What to produce
Copy out every line containing the word "Services".
┌─ Extracted data
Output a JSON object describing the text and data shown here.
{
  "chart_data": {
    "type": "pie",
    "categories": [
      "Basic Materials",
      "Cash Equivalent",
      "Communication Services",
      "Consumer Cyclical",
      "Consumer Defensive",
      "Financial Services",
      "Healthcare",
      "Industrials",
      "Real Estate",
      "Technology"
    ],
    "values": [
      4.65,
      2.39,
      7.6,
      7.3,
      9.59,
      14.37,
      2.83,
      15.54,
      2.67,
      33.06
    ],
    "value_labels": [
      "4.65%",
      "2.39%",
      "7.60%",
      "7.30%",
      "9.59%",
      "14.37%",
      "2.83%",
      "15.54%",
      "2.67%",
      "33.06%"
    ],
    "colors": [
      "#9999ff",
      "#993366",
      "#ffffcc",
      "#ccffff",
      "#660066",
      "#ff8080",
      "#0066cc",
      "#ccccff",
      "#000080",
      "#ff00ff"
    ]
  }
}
└─
┌─ Extracted data
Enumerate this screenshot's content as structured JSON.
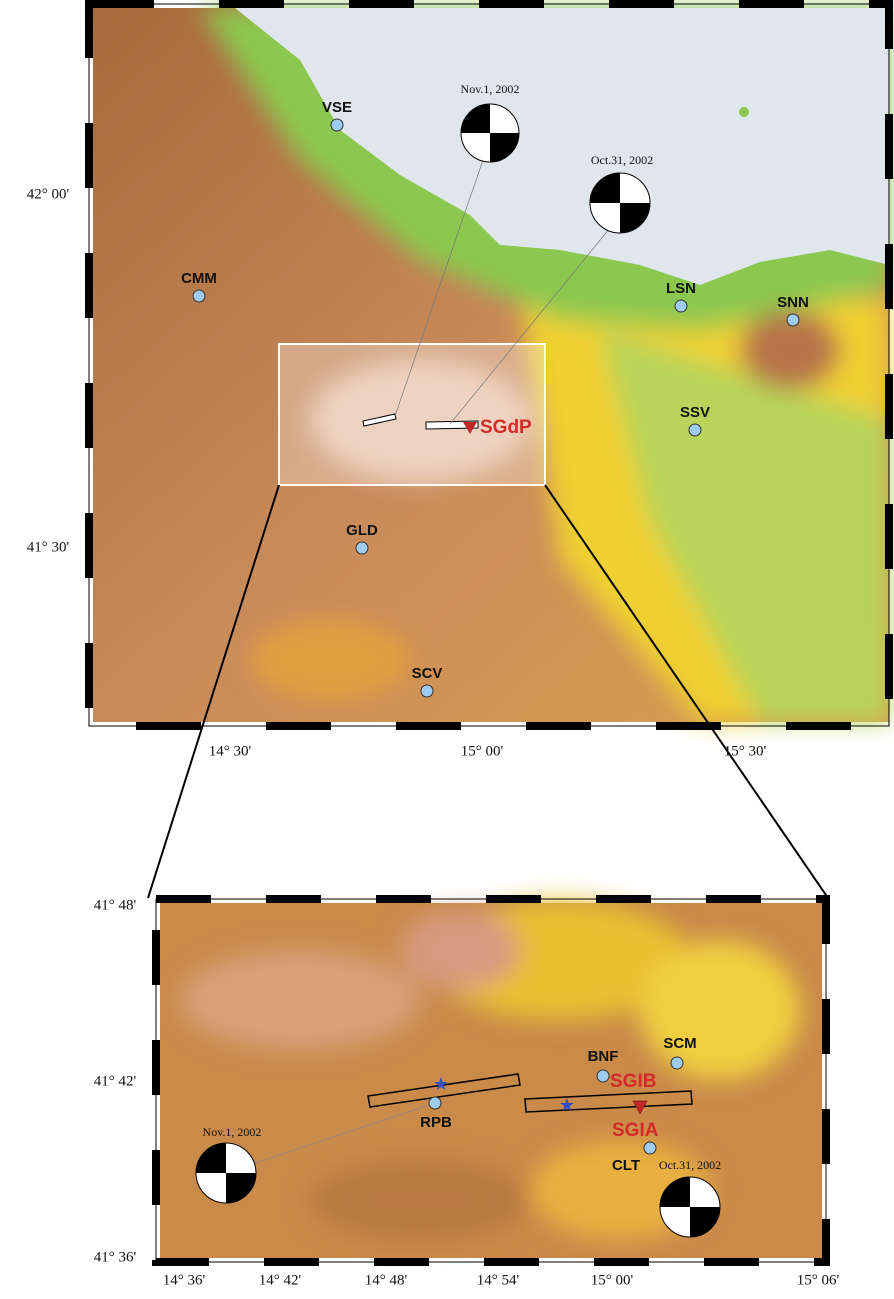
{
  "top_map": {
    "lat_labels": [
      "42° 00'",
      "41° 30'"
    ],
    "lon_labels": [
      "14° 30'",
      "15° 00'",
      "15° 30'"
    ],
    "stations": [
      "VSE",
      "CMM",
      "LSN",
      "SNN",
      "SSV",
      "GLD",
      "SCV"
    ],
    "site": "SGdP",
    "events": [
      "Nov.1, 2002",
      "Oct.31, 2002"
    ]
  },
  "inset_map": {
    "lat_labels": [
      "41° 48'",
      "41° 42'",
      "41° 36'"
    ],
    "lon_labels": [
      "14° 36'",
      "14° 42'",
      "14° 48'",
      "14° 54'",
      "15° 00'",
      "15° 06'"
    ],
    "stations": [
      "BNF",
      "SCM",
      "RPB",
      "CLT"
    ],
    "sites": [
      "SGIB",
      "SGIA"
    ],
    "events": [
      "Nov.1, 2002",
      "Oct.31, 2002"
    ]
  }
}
└─
┌─ Extracted data
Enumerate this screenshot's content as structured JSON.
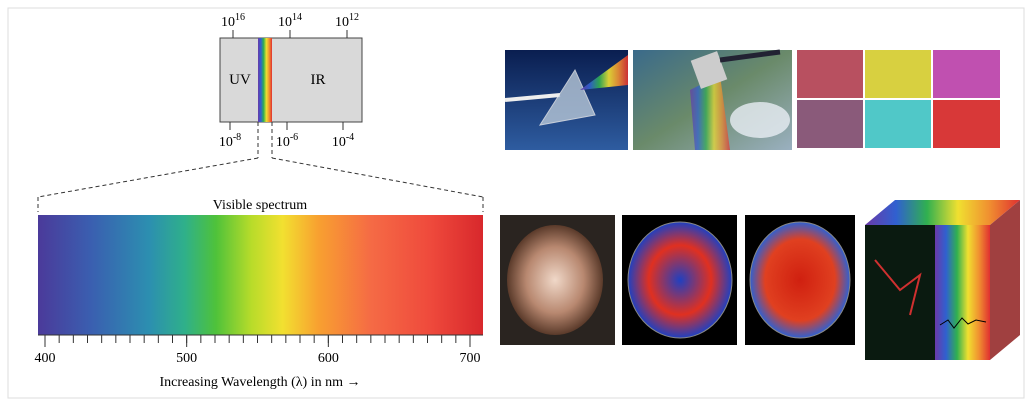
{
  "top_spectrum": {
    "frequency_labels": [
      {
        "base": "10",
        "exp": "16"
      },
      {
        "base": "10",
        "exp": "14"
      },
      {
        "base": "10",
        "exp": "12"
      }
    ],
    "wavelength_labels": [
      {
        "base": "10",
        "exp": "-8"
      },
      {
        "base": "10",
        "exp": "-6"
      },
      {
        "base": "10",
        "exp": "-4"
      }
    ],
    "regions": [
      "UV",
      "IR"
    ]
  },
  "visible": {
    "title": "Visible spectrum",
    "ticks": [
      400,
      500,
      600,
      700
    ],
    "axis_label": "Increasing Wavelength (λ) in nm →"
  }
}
└─
Answer to the task
      "Communication Services",
      "Financial Services",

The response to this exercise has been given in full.